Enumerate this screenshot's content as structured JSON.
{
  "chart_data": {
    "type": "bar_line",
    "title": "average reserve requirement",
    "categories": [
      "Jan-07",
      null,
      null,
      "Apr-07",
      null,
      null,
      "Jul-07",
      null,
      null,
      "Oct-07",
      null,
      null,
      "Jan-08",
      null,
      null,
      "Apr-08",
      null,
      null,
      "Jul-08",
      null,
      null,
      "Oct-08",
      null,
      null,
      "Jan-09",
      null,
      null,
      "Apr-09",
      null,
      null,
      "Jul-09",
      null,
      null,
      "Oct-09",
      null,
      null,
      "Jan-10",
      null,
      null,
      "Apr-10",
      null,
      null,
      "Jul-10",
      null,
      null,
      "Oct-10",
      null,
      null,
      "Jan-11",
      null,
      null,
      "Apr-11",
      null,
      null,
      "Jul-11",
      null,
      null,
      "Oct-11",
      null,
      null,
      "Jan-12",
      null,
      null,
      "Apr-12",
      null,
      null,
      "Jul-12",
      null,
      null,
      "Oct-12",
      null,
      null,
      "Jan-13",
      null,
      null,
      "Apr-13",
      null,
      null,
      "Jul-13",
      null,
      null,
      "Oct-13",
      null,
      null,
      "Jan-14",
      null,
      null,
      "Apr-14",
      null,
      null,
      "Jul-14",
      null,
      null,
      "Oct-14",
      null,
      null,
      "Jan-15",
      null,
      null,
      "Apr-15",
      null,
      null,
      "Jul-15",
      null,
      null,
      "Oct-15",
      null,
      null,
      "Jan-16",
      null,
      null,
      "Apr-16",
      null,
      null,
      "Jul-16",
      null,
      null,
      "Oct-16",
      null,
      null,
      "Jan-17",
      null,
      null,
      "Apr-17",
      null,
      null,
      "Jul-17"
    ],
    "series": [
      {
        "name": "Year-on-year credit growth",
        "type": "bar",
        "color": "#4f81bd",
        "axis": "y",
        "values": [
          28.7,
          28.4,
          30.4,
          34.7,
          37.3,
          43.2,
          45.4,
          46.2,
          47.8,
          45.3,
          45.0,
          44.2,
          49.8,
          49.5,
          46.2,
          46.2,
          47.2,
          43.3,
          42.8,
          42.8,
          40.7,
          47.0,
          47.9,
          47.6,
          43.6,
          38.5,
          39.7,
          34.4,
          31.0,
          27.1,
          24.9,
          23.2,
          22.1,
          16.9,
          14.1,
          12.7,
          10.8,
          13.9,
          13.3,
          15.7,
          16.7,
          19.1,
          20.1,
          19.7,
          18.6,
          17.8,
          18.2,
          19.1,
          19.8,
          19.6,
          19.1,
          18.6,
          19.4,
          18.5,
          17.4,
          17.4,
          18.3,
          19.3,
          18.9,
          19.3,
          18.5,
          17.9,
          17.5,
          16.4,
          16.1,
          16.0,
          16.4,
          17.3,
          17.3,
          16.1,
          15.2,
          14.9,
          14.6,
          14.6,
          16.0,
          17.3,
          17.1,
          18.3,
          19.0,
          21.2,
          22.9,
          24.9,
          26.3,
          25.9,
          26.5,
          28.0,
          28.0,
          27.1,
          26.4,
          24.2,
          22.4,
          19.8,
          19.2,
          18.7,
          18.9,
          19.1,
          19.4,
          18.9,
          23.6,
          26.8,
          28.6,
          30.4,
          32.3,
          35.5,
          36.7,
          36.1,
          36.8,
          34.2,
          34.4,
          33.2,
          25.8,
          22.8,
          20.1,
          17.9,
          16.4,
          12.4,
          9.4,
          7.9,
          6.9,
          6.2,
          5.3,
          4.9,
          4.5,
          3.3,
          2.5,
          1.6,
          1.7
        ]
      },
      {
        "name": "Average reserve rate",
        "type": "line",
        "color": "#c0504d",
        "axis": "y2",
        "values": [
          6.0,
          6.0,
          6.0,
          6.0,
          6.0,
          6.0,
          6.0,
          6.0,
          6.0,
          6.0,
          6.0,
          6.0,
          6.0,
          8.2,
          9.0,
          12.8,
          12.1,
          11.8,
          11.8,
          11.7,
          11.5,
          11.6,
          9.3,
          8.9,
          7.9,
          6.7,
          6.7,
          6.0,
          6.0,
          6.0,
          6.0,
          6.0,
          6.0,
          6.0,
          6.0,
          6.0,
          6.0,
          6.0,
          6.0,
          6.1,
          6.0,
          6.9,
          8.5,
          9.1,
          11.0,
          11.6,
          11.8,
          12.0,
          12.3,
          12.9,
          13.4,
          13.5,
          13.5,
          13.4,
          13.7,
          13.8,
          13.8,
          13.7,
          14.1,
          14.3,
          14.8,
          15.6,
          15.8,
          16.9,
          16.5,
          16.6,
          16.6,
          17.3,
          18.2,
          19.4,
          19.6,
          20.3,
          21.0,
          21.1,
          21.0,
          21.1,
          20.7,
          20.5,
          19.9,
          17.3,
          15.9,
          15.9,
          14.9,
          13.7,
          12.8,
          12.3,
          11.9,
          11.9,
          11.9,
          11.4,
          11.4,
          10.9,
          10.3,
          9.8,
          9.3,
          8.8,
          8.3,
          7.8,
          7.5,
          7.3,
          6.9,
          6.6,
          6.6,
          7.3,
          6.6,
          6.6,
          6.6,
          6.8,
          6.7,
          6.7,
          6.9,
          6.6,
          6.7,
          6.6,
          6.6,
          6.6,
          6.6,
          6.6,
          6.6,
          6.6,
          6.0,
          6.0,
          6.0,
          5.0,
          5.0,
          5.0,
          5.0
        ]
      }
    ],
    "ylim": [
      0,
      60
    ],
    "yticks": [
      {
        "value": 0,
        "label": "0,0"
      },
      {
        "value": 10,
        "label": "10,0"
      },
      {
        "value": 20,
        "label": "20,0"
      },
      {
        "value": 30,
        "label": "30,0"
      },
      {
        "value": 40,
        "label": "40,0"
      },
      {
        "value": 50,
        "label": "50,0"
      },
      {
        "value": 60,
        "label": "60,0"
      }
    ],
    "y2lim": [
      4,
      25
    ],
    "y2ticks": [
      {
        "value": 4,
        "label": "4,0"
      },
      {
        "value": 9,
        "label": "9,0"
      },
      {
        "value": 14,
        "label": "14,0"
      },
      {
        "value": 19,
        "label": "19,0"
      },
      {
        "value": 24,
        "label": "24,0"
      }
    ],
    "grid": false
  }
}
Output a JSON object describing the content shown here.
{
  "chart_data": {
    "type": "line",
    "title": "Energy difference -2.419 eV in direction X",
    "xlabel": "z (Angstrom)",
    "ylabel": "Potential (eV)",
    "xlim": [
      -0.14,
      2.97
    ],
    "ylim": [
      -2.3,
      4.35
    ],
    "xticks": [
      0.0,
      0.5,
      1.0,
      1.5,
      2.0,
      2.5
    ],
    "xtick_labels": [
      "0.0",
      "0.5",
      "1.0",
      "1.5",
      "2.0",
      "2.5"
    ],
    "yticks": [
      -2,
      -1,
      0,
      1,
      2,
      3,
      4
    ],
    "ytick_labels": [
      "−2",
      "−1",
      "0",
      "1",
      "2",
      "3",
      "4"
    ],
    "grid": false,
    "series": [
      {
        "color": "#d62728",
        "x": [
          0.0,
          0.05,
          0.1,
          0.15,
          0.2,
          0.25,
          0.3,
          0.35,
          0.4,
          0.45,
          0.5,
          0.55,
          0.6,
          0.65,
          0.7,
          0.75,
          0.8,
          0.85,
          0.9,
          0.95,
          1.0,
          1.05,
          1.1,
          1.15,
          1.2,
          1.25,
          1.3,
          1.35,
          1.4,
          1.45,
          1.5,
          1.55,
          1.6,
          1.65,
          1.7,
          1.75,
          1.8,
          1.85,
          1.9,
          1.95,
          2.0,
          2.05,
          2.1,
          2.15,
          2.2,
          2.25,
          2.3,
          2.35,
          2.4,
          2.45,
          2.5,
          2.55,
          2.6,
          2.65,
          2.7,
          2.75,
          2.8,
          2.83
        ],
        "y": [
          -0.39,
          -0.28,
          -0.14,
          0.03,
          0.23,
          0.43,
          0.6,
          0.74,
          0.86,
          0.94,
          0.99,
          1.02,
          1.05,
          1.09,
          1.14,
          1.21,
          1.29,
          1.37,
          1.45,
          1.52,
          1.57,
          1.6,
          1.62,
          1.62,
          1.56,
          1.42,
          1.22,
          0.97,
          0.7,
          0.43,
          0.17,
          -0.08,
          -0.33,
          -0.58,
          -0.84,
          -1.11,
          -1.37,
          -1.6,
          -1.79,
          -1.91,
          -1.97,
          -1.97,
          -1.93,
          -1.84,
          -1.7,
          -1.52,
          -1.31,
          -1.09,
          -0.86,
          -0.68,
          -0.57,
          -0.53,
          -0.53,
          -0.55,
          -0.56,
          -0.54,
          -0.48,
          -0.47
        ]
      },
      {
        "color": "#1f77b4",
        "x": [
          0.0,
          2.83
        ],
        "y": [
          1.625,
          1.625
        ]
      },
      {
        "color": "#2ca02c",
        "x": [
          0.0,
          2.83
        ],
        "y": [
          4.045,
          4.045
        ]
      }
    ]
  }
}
+++
In the entries above, find every line with the word "content" and list it.

Enumerate this screenshot's content as structured JSON.
Output a JSON object describing the content shown here.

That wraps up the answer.